I know! Protein Wisdom had that story a few days ago!
Three posts in two days. You working again?
Not that everyone doesn’t enjoy the guestbloggers.
No, not yet. Just been way behind on the news. David sent me a link to his column. I didn’t catch the story here. Must have been on one of the days I was out all day.
Hell, I missed the Michael Richards thing, and my wife had to tell me Robert Altman died.
I’m sorry, did you say something else?
Crap. I’ve been exposed as an anteplagiarizer. Tap Akroma and summon Sock Puppet Army.
It all depends on the character and personality of John Suthers, which I know nothing about.

» INFORMATION

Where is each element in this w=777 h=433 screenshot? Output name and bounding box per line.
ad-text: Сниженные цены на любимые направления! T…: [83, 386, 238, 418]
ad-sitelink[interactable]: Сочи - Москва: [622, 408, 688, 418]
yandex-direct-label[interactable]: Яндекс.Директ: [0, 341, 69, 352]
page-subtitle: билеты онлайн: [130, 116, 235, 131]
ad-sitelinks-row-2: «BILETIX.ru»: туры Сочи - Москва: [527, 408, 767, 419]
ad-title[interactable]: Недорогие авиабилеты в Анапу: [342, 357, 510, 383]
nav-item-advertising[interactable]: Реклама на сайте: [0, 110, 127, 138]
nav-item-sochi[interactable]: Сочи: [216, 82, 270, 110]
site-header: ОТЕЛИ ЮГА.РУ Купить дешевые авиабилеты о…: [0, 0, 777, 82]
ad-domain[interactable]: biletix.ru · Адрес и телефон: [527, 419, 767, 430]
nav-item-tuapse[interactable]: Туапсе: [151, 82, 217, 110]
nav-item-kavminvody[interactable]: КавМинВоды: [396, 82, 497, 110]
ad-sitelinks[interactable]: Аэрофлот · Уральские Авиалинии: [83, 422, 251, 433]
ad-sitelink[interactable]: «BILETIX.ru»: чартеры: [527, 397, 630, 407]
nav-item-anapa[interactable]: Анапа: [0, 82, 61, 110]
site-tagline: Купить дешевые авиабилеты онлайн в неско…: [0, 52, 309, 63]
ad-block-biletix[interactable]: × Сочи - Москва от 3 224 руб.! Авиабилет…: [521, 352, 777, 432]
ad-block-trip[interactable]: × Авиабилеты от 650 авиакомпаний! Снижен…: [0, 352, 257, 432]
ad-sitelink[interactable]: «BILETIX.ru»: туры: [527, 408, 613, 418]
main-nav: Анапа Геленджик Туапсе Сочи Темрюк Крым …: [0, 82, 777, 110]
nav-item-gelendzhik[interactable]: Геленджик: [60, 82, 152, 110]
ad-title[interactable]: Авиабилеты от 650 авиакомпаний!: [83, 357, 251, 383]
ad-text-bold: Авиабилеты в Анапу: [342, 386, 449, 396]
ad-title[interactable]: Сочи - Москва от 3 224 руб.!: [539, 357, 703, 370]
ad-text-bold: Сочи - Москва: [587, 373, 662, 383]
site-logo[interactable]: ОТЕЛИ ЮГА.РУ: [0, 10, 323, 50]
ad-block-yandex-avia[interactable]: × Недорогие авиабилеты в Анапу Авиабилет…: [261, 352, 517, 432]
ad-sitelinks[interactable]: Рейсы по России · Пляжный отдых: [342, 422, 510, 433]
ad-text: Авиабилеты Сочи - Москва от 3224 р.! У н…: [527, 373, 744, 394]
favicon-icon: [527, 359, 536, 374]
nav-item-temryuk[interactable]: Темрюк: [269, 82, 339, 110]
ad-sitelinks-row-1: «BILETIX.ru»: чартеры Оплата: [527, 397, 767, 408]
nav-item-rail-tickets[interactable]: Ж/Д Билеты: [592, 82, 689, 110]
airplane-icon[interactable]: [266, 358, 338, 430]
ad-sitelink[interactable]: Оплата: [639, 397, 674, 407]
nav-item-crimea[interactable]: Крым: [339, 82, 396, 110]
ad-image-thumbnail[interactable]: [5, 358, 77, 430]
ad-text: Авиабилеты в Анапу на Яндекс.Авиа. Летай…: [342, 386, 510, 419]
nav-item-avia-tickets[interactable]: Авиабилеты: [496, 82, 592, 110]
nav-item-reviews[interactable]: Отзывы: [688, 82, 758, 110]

» WORK ITEM
Pick up the blog comment thread after its last comment and continue it with further comments. The items come from a source unrelated to the blog comment thread.

» EXPECTED ANSWER
If Suthers had the cojones to tell King Whatsislam that, regardless of what goes on in Saudi Arabia, slavery is not permitted here, an Indonesian maid is equal before our law to a (grand-)son of Abdulaziz ibn Saud, and we consider them a pack of slimeballs for thinking otherwise, the trip may have done some good. I have long thought that we ought to be buying commercial time on al Jazeera and similar outlets to put that message over. Of course we’d have to shoot Pinch and a horde of people with PhDs first, but a thing worth doing is worth doing well…
On the other hand, I have long had a vast suspicion of the State Department, initially raised by Keith Laumer and confirmed by my occasional brushes with its low-level functionaries. If, at the behest of the striped-pants pussies, the trip consisted of apologizing for American insults to the grandeur of Saudi royalty, and Suthers went along with that, canvas and quicklime are the proper prescription.
Regards,
Ric
Speak for yourself. Many of us have just about stopped coming around.
I think a tersely worded letter to the embassy with the US Constitution attached, Thirteenth Amendment highlighted, is sufficient.
Does that qualify as a pre hoc argument?
I’m more of a tar and feather man, m’self.
Another satisfied customer.
Post triptophan cunundrum: left with the image that Jeff copied a p[ost on… um … his own weblog. Very confusing.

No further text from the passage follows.